Rows
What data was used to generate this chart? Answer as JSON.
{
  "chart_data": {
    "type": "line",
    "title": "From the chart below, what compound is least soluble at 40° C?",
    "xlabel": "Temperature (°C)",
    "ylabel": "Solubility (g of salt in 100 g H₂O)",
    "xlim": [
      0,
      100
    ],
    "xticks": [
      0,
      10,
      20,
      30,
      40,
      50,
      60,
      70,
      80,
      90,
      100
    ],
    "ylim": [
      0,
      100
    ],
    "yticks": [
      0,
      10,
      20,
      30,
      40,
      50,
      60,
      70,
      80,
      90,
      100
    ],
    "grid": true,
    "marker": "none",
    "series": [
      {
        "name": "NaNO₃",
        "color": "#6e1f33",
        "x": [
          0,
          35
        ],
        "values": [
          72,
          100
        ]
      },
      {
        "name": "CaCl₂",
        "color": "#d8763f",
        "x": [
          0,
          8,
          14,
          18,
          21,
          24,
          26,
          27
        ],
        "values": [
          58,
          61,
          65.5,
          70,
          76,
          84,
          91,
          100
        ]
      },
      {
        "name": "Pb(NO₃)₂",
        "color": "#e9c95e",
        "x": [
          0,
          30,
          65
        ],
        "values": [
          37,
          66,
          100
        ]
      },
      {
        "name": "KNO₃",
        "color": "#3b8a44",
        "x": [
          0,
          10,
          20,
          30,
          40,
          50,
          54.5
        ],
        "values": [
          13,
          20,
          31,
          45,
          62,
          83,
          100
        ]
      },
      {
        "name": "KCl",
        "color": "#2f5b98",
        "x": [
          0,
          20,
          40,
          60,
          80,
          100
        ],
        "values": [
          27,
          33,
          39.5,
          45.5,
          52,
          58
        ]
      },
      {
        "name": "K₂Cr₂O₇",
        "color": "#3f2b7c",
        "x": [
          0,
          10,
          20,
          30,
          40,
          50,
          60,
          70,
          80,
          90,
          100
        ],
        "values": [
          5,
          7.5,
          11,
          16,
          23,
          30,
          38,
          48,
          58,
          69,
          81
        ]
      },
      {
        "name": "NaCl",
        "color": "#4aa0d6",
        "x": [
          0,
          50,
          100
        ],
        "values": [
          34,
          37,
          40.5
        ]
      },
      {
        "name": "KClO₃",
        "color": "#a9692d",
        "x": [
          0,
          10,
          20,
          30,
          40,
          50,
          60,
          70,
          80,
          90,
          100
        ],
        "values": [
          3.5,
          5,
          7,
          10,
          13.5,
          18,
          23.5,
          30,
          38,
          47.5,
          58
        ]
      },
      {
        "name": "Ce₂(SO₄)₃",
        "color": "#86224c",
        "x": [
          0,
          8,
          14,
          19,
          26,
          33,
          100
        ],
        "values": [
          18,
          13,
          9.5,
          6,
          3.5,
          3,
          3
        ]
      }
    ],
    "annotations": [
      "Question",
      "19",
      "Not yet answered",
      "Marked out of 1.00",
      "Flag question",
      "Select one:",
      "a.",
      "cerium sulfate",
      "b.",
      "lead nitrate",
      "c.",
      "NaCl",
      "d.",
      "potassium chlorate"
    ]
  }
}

Your instructions
The lines to collect are those holding the string "name"; copy them all.

Solution to the problem
        "name": "NaNO₃",
        "name": "CaCl₂",
        "name": "Pb(NO₃)₂",
        "name": "KNO₃",
        "name": "KCl",
        "name": "K₂Cr₂O₇",
        "name": "NaCl",
        "name": "KClO₃",
        "name": "Ce₂(SO₄)₃",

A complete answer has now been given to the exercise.